*** RECORDS TO USE ***

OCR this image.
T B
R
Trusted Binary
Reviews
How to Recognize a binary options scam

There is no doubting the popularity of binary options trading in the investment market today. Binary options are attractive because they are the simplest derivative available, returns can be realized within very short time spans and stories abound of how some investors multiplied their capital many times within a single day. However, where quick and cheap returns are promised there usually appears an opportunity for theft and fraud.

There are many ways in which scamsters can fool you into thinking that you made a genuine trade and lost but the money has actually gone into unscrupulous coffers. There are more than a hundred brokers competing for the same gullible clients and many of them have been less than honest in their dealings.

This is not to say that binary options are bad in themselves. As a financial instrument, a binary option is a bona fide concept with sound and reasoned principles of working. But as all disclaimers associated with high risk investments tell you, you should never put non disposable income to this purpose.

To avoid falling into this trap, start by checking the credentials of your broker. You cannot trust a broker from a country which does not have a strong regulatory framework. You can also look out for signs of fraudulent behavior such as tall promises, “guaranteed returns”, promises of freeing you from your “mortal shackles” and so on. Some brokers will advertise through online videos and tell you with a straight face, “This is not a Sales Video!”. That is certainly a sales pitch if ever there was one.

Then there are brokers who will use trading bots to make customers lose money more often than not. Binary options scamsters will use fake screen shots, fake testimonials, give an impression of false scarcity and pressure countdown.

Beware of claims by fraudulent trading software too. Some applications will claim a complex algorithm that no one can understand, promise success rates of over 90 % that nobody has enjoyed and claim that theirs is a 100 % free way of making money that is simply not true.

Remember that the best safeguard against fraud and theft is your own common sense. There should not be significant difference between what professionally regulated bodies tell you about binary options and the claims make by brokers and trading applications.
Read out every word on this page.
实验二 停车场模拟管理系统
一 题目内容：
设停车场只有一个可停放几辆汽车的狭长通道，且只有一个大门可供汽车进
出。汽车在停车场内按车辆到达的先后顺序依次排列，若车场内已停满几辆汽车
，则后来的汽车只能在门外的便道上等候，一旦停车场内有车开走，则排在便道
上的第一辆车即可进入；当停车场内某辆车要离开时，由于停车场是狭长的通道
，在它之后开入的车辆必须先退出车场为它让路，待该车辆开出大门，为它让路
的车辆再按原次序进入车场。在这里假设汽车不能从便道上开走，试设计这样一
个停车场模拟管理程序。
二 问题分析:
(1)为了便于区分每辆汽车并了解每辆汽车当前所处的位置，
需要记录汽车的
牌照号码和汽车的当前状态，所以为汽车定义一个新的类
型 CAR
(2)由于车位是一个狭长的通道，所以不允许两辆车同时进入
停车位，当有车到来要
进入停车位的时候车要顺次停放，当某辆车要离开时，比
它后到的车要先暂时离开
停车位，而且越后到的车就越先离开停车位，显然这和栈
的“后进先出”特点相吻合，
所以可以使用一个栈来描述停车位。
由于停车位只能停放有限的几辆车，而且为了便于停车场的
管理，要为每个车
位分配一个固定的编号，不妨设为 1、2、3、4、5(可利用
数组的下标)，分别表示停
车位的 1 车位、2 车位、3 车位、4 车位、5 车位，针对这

***

• GOAL OF THE EXERCISE: Find the word "make" and list each line it appears in.

• RESULT:
Then there are brokers who will use trading bots to make customers lose money more often than not. Binary options scamsters will use fake screen shots, fake testimonials, give an impression of false scarcity and pressure countdown.
Remember that the best safeguard against fraud and theft is your own common sense. There should not be significant difference between what professionally regulated bodies tell you about binary options and the claims make by brokers and trading applications.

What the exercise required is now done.